- **SHORT EXERCISE**
Using the records provided below, locate and copy each line that contains the word "didn".

-- begin RECORDS SHOWN --

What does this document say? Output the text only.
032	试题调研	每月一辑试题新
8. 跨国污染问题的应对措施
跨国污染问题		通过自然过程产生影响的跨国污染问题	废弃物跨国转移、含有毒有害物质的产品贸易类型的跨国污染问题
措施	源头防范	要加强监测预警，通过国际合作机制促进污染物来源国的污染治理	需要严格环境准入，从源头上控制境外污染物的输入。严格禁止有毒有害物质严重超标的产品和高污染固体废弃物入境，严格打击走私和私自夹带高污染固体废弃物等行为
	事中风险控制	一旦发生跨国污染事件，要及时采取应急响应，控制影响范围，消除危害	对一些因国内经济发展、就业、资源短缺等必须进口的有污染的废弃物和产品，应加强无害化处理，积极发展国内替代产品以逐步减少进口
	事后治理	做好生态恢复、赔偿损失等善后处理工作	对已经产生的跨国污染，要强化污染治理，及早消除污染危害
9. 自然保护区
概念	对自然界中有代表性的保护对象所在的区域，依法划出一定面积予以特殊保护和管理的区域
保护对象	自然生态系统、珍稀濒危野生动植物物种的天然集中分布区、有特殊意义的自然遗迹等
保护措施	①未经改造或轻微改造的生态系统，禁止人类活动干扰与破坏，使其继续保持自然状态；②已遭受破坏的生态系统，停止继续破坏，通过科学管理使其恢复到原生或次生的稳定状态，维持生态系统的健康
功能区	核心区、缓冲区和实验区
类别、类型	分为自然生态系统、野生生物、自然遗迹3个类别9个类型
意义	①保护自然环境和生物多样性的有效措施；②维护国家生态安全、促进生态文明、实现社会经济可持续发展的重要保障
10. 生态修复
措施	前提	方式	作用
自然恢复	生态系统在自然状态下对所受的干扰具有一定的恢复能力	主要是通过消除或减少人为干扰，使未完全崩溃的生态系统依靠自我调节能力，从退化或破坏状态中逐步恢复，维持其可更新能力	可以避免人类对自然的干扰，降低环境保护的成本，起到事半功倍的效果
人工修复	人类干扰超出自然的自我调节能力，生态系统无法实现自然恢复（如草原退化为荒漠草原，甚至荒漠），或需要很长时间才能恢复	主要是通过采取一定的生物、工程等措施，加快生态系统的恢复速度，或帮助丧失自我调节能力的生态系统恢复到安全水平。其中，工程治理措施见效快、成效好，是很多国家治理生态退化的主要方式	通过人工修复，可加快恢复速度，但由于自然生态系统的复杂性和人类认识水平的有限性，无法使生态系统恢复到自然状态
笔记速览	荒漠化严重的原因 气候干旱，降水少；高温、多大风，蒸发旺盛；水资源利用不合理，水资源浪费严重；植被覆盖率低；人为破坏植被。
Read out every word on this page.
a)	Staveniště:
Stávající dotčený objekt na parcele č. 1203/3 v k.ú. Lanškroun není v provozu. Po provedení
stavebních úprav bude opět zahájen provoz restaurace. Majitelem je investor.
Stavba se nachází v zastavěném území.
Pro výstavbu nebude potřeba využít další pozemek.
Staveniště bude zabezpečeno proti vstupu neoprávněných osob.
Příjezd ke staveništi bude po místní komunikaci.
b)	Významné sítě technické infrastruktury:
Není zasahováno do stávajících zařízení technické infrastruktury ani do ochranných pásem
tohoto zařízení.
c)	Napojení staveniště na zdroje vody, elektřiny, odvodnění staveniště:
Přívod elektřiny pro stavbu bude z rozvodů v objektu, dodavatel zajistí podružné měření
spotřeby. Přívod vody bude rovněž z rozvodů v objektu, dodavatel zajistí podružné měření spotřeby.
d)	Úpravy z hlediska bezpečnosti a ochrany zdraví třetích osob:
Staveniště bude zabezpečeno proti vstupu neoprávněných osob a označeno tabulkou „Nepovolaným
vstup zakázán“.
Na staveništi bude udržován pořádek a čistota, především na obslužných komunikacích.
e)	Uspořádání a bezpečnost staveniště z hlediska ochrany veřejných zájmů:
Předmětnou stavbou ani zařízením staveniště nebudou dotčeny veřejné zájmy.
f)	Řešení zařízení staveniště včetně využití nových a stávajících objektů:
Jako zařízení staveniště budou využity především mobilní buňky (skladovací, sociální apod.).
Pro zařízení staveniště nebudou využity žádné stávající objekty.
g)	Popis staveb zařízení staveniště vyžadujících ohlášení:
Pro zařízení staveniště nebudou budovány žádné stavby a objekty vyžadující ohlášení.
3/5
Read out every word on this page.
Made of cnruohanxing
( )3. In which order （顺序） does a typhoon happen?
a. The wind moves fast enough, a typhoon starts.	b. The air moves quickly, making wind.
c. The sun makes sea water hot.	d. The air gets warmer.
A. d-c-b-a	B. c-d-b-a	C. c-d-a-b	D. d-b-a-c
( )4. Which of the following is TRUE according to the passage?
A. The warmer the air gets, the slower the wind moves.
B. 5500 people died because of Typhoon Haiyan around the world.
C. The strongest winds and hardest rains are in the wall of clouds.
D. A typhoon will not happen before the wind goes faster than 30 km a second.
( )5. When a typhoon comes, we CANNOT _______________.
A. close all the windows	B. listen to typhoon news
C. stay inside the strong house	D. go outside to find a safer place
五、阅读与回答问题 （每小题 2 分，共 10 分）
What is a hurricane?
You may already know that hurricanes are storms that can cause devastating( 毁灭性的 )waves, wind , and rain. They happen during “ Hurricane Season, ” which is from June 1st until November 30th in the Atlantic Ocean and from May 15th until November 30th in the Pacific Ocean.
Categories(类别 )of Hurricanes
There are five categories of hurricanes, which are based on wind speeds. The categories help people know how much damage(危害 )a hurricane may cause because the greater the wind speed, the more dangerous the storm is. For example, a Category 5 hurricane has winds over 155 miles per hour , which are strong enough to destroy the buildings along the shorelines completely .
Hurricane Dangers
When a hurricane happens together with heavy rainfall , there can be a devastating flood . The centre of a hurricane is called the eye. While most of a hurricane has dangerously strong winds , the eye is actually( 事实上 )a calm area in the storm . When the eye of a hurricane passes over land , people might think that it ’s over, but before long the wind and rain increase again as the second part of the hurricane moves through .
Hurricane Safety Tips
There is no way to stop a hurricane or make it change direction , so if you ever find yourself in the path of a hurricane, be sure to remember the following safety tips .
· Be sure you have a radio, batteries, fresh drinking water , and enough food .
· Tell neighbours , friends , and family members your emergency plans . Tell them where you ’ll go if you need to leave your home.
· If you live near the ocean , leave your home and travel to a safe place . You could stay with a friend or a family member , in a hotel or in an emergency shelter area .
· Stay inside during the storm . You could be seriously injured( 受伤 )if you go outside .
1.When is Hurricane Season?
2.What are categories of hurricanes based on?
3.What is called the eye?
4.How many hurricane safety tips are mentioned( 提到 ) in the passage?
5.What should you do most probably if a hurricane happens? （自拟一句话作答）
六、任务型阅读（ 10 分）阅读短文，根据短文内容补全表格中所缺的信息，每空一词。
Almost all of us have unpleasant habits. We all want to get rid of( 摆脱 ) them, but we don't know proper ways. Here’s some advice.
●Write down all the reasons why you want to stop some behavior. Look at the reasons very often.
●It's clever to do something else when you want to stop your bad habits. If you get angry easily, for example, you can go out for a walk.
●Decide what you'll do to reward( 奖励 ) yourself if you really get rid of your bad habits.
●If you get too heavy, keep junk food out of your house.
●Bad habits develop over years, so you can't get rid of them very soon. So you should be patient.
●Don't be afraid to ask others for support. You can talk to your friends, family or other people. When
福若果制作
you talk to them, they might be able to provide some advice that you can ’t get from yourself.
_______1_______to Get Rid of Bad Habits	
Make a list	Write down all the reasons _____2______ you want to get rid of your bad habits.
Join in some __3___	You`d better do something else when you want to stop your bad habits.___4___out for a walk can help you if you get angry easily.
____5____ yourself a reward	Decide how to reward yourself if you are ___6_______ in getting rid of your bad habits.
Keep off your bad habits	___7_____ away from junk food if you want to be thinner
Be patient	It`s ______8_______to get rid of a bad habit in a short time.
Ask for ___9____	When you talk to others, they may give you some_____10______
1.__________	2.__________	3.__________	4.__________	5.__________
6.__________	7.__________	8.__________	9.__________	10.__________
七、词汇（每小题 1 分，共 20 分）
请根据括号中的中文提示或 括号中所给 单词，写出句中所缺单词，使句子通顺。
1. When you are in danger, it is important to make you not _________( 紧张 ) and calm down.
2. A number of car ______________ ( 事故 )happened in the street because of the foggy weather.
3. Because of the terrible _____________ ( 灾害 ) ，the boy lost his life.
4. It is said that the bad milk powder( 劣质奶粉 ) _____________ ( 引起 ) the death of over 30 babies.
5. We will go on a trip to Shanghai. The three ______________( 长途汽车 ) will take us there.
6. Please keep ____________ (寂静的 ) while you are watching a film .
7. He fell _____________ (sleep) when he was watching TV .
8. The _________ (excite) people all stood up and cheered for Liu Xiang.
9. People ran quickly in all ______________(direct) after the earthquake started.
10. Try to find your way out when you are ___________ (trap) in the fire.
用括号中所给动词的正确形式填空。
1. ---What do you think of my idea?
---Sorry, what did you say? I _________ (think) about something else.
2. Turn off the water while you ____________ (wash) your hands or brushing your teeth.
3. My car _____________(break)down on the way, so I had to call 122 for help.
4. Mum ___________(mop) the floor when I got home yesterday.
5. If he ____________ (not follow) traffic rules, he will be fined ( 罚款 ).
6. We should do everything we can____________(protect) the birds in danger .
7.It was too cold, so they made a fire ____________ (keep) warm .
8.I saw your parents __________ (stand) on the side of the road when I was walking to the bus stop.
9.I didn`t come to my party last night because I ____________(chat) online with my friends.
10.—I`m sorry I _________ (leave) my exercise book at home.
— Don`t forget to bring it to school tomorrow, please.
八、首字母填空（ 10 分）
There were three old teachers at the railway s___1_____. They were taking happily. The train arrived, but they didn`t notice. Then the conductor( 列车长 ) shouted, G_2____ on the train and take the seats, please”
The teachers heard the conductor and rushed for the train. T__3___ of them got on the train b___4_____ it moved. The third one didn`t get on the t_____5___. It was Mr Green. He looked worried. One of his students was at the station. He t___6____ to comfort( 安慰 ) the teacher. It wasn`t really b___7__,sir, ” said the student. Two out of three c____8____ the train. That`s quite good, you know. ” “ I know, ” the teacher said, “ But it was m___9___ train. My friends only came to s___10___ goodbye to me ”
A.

-- end RECORDS SHOWN --

- **RESULT OF THE TASK**
9.I didn`t come to my party last night because I ____________(chat) online with my friends.
There were three old teachers at the railway s___1_____. They were taking happily. The train arrived, but they didn`t notice. Then the conductor( 列车长 ) shouted, G_2____ on the train and take the seats, please”
The teachers heard the conductor and rushed for the train. T__3___ of them got on the train b___4_____ it moved. The third one didn`t get on the t_____5___. It was Mr Green. He looked worried. One of his students was at the station. He t___6____ to comfort( 安慰 ) the teacher. It wasn`t really b___7__,sir, ” said the student. Two out of three c____8____ the train. That`s quite good, you know. ” “ I know, ” the teacher said, “ But it was m___9___ train. My friends only came to s___10___ goodbye to me ”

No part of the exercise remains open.